AIM |
In full and without deviation, write out the entries that follow.

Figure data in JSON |
# # # # #

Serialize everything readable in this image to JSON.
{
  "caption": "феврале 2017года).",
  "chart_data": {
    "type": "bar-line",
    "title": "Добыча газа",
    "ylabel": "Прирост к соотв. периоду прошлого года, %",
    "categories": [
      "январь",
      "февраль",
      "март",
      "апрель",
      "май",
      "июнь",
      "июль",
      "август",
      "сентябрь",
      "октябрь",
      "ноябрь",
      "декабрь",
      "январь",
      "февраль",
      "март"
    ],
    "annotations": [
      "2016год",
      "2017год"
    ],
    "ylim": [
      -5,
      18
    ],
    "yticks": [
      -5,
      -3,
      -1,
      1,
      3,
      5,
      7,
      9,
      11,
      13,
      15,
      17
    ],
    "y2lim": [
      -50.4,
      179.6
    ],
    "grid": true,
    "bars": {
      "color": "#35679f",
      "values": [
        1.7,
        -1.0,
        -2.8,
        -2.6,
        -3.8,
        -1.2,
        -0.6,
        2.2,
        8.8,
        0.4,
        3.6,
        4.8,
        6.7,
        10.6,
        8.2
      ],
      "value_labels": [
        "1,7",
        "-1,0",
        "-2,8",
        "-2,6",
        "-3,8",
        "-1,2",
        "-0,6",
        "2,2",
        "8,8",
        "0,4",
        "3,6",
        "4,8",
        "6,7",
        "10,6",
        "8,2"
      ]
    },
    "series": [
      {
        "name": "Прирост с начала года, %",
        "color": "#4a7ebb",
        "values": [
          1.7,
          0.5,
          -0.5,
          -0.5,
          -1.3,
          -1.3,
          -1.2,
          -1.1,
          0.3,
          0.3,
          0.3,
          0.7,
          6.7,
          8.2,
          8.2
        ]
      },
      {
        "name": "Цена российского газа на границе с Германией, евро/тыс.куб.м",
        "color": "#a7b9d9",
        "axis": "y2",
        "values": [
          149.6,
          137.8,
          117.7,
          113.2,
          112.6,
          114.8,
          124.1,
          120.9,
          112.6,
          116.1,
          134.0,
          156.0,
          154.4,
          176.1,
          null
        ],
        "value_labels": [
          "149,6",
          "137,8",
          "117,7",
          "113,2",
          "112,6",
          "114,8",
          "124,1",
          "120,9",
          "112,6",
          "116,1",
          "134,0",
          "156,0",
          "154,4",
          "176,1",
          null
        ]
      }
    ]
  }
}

# # # # #

RESULT OF THE EXERCISE |
Serialize everything readable in this image to JSON.
{
  "caption": "феврале 2017года).",
  "chart_data": {
    "type": "bar-line",
    "title": "Добыча газа",
    "ylabel": "Прирост к соотв. периоду прошлого года, %",
    "categories": [
      "январь",
      "февраль",
      "март",
      "апрель",
      "май",
      "июнь",
      "июль",
      "август",
      "сентябрь",
      "октябрь",
      "ноябрь",
      "декабрь",
      "январь",
      "февраль",
      "март"
    ],
    "annotations": [
      "2016год",
      "2017год"
    ],
    "ylim": [
      -5,
      18
    ],
    "yticks": [
      -5,
      -3,
      -1,
      1,
      3,
      5,
      7,
      9,
      11,
      13,
      15,
      17
    ],
    "y2lim": [
      -50.4,
      179.6
    ],
    "grid": true,
    "bars": {
      "color": "#35679f",
      "values": [
        1.7,
        -1.0,
        -2.8,
        -2.6,
        -3.8,
        -1.2,
        -0.6,
        2.2,
        8.8,
        0.4,
        3.6,
        4.8,
        6.7,
        10.6,
        8.2
      ],
      "value_labels": [
        "1,7",
        "-1,0",
        "-2,8",
        "-2,6",
        "-3,8",
        "-1,2",
        "-0,6",
        "2,2",
        "8,8",
        "0,4",
        "3,6",
        "4,8",
        "6,7",
        "10,6",
        "8,2"
      ]
    },
    "series": [
      {
        "name": "Прирост с начала года, %",
        "color": "#4a7ebb",
        "values": [
          1.7,
          0.5,
          -0.5,
          -0.5,
          -1.3,
          -1.3,
          -1.2,
          -1.1,
          0.3,
          0.3,
          0.3,
          0.7,
          6.7,
          8.2,
          8.2
        ]
      },
      {
        "name": "Цена российского газа на границе с Германией, евро/тыс.куб.м",
        "color": "#a7b9d9",
        "axis": "y2",
        "values": [
          149.6,
          137.8,
          117.7,
          113.2,
          112.6,
          114.8,
          124.1,
          120.9,
          112.6,
          116.1,
          134.0,
          156.0,
          154.4,
          176.1,
          null
        ],
        "value_labels": [
          "149,6",
          "137,8",
          "117,7",
          "113,2",
          "112,6",
          "114,8",
          "124,1",
          "120,9",
          "112,6",
          "116,1",
          "134,0",
          "156,0",
          "154,4",
          "176,1",
          null
        ]
      }
    ]
  }
}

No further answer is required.